■ WORK TO DO: Transcribe all records exactly.

■ PROVIDED INFORMATION:
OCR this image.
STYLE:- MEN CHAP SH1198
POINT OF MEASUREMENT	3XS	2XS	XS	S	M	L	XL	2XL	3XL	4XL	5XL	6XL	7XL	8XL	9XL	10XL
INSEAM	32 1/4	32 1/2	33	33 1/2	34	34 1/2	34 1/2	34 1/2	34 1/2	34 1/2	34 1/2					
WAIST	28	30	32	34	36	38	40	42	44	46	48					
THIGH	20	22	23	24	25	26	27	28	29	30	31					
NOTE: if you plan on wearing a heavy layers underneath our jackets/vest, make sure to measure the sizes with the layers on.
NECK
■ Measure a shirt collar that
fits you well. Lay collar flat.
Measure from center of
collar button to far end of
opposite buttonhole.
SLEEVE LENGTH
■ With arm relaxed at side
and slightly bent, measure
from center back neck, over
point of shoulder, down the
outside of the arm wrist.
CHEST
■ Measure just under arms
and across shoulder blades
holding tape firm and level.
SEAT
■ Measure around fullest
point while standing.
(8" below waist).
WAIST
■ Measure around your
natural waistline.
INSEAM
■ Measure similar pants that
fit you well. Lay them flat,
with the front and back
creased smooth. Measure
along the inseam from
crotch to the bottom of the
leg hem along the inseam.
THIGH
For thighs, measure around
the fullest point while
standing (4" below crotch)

■ SOLUTION:
OCR this image.
STYLE:- MEN CHAP SH1198
POINT OF MEASUREMENT	3XS	2XS	XS	S	M	L	XL	2XL	3XL	4XL	5XL	6XL	7XL	8XL	9XL	10XL
INSEAM	32 1/4	32 1/2	33	33 1/2	34	34 1/2	34 1/2	34 1/2	34 1/2	34 1/2	34 1/2					
WAIST	28	30	32	34	36	38	40	42	44	46	48					
THIGH	20	22	23	24	25	26	27	28	29	30	31					
NOTE: if you plan on wearing a heavy layers underneath our jackets/vest, make sure to measure the sizes with the layers on.
NECK
■ Measure a shirt collar that
fits you well. Lay collar flat.
Measure from center of
collar button to far end of
opposite buttonhole.
SLEEVE LENGTH
■ With arm relaxed at side
and slightly bent, measure
from center back neck, over
point of shoulder, down the
outside of the arm wrist.
CHEST
■ Measure just under arms
and across shoulder blades
holding tape firm and level.
SEAT
■ Measure around fullest
point while standing.
(8" below waist).
WAIST
■ Measure around your
natural waistline.
INSEAM
■ Measure similar pants that
fit you well. Lay them flat,
with the front and back
creased smooth. Measure
along the inseam from
crotch to the bottom of the
leg hem along the inseam.
THIGH
For thighs, measure around
the fullest point while
standing (4" below crotch)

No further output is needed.